● 出典資料:
----
全米女子オープンゴルフ日本予選で挑戦権を得た4人のやまとなでしこ! 今年こそ″何か〝を起こせるか?!

4人のやまとなでしこが決まりました。女子ゴルフの世界最高峰、全米女子オープンゴルフ選手権の日本地区最終予選会(36ホール)が先ごろ茨城・大利根CCで行われ、原江里菜(29)、佐藤絵美(24)、松森彩夏(21)、17歳のアマチュア、澤田知佳(ルネサンス大阪高3年)の4選手が出場権を獲得しました。(写真:全米女子OP日本地区最終予選通過者の4人。(提供:すべて日本ゴルフ協会))プロ10年目で念願のメジャーへの出場がかなった原。その原と並んでトップ通過した佐藤は、東北福祉大で松山英樹と同級生。21歳の若い松森は、昨年に続き2年連続2度目の出場。17歳にして全米切符を手にした澤田は、憧れのポーラ・クリーマー(米)と同じ舞台に立つ夢をかなえました。昨年は38歳の大山志保が5位に入る健闘でしたが、果たして今年のシンデレラは生まれますか?!
----
● 記録情報:
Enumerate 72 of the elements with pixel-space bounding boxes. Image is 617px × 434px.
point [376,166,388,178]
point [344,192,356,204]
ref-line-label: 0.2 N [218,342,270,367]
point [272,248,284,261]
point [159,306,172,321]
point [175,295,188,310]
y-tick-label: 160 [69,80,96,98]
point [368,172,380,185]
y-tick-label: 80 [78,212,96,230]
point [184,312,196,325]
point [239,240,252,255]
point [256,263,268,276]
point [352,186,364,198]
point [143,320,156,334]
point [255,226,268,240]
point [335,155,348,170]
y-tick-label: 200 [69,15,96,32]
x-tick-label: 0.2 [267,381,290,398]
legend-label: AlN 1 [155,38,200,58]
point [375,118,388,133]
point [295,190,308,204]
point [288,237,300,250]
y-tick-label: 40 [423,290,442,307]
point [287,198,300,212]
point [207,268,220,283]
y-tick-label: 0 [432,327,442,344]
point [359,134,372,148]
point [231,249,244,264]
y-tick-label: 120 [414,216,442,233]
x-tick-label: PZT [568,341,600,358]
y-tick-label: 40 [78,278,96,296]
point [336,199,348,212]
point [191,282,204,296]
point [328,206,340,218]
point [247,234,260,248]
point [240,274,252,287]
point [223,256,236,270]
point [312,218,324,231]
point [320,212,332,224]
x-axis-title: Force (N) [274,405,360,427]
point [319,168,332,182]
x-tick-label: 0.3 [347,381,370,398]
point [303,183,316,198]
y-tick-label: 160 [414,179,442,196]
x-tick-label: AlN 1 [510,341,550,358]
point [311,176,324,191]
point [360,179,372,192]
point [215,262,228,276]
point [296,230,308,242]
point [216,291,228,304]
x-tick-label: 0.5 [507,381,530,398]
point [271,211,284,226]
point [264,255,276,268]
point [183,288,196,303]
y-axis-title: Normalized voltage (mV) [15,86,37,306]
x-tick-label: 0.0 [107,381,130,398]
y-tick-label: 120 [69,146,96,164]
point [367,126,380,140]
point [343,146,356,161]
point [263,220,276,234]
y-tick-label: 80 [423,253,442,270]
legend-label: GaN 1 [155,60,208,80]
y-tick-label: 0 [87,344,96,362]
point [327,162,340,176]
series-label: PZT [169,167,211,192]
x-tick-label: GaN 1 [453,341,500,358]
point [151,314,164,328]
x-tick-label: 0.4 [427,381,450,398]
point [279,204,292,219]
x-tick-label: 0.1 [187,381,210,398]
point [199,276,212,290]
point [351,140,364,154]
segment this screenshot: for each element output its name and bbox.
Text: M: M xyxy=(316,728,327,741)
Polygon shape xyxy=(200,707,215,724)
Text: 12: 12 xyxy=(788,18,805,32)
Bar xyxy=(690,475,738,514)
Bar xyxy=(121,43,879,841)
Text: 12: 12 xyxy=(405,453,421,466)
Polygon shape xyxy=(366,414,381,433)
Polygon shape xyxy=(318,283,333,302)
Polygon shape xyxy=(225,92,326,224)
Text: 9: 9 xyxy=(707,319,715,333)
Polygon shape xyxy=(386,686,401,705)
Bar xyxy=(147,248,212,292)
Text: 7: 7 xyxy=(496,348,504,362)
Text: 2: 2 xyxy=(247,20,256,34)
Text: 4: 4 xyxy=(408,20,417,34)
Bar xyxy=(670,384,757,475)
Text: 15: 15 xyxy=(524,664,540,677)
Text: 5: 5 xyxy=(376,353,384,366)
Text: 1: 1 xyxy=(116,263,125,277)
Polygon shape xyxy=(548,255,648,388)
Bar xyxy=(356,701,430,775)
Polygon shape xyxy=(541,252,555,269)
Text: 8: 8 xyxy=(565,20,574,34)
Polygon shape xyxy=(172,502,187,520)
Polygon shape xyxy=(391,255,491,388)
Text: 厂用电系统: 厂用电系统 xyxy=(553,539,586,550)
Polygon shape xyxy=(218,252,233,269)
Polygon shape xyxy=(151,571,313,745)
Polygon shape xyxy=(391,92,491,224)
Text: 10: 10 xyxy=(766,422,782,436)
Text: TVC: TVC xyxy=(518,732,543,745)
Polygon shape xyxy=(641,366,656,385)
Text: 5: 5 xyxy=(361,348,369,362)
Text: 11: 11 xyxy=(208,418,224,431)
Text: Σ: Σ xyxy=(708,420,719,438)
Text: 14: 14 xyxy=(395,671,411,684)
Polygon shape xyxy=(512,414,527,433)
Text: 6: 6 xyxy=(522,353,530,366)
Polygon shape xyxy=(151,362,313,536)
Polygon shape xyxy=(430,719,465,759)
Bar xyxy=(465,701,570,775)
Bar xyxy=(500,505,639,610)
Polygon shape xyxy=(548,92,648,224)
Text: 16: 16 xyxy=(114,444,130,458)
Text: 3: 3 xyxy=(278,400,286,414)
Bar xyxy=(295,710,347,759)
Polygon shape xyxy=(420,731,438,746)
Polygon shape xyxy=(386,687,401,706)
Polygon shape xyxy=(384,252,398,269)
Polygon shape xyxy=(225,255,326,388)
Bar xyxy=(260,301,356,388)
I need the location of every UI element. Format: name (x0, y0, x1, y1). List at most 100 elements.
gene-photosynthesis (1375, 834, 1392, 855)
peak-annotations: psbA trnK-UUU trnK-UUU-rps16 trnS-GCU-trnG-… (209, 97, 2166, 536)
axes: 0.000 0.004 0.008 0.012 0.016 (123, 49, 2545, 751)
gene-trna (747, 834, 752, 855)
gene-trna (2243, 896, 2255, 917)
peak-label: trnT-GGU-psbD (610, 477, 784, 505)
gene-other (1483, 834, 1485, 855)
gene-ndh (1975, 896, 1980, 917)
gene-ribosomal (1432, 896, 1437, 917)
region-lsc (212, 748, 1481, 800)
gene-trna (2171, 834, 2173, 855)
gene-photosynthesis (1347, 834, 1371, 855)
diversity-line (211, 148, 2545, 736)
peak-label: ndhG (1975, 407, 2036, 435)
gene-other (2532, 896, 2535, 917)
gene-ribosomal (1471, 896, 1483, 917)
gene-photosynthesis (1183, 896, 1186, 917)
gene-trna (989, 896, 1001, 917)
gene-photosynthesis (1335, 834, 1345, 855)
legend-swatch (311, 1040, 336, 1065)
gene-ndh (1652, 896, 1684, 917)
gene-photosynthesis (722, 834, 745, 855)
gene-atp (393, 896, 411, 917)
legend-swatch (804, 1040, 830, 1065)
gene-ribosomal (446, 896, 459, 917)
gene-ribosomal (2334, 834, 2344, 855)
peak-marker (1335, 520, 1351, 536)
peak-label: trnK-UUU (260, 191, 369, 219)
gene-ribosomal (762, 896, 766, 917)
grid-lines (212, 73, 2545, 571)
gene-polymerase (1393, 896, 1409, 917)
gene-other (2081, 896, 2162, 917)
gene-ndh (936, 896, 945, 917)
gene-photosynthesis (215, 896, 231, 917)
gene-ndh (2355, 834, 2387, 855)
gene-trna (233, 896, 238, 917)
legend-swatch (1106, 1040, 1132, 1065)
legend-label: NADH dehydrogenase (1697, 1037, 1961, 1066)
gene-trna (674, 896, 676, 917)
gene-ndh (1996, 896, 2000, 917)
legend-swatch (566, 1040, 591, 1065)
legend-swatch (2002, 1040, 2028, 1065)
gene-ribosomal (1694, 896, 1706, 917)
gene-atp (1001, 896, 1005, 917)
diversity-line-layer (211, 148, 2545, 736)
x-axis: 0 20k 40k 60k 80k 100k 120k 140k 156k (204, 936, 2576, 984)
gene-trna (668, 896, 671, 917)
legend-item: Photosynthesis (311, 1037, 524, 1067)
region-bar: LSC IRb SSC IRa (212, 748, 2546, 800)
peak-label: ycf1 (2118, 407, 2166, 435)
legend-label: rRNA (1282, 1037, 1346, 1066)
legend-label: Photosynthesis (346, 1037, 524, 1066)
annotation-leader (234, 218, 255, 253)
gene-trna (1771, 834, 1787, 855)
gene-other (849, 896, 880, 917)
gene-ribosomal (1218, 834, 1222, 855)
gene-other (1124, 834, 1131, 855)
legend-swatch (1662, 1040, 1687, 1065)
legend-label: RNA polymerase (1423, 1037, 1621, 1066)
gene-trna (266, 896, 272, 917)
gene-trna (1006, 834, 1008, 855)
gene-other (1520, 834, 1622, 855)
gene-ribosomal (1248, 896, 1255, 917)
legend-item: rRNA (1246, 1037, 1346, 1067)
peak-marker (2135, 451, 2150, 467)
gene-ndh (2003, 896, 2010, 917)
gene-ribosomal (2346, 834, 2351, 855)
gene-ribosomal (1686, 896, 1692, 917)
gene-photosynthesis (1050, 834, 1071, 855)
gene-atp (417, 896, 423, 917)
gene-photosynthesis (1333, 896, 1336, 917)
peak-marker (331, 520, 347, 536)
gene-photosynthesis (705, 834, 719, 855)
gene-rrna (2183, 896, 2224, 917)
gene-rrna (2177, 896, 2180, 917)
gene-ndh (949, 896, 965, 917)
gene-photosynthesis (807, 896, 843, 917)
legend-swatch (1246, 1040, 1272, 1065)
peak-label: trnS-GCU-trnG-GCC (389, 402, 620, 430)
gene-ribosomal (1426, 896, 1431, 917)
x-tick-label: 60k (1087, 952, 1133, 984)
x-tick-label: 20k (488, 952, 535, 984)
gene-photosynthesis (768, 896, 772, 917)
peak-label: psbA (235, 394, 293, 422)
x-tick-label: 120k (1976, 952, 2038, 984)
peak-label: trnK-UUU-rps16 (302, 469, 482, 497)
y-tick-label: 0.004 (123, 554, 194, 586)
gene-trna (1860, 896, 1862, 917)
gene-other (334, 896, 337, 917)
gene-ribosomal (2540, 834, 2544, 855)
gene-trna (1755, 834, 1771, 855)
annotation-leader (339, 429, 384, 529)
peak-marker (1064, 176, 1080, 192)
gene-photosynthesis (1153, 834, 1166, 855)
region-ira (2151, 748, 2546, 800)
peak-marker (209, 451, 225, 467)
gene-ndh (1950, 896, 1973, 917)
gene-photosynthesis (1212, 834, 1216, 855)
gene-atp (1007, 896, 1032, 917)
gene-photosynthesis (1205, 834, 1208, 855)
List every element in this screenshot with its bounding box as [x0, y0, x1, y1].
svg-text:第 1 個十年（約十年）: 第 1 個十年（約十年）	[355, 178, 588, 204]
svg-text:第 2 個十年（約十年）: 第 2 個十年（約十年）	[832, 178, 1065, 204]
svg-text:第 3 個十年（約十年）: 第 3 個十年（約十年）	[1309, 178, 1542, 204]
----
● 記述課題:
1. 全米女子オープン予選の記事から、「4人のやまとなでしこが決まり」から「シンデレラは生まれますか?!」までをそのまま抜き出すこと。
2. 次の(a)〜(c)が全米女子オープン予選の記事と一致するかを、それぞれ「はい」か「いいえ」で答え、決め手となる記事の語句をそのまま引用すること。
(a) 原と佐藤はトップで並んで最終予選を通過した。
(b) 松森にとって今回の全米女子オープンは初出場である。
(c) 佐藤は東北福祉大で松山英樹の先輩だった。
3. 全米女子オープン予選の記事を、最後の文の後から書き継ぐこと。
記録は全米女子オープン予選の記事とは関係がない。

● 解答:
1.
4人のやまとなでしこが決まりました。女子ゴルフの世界最高峰、全米女子オープンゴルフ選手権の日本地区最終予選会(36ホール)が先ごろ茨城・大利根CCで行われ、原江里菜(29)、佐藤絵美(24)、松森彩夏(21)、17歳のアマチュア、澤田知佳(ルネサンス大阪高3年)の4選手が出場権を獲得しました。(写真:全米女子OP日本地区最終予選通過者の4人。(提供:すべて日本ゴルフ協会))プロ10年目で念願のメジャーへの出場がかなった原。その原と並んでトップ通過した佐藤は、東北福祉大で松山英樹と同級生。21歳の若い松森は、昨年に続き2年連続2度目の出場。17歳にして全米切符を手にした澤田は、憧れのポーラ・クリーマー(米)と同じ舞台に立つ夢をかなえました。昨年は38歳の大山志保が5位に入る健闘でしたが、果たして今年のシンデレラは生まれますか?!

2.
(a) はい。「その原と並んでトップ通過した佐藤」
(b) いいえ。「昨年に続き2年連続2度目の出場」
(c) いいえ。「東北福祉大で松山英樹と同級生」

3.
(第71回全米女子オープンゴルフ=7月7日から4日間、カリフォルニア州のコーデバルゴルフクラブで開催)

☆     ★      ☆

日本地区の最終予選会は5月30日(月)、リゾートトラストレディス(徳島・グランディ鳴門GC36)が終わった翌日、茨城・大利根CC東・西コースで36ホール勝負という強行軍で行われました。リゾートトラストをスキップして予選会にかけた原江里菜は、前夜から降り続いた雨の中でもしっかりしたショット、パットを続けました。9番で5㍍を沈めると11、12番でも連続バーディー。17番でもバーディーを奪って14番のボギーを取り返しました。30分の休憩のあとは西コースでのプレー。ここでは4バーディー、3ボギーとやや出入りの激しいゴルフでしたが、着実に1つ伸ばして通算4アンダーでホールアウト。佐藤と並んでトップ通過。初めての全米切符を手にしました。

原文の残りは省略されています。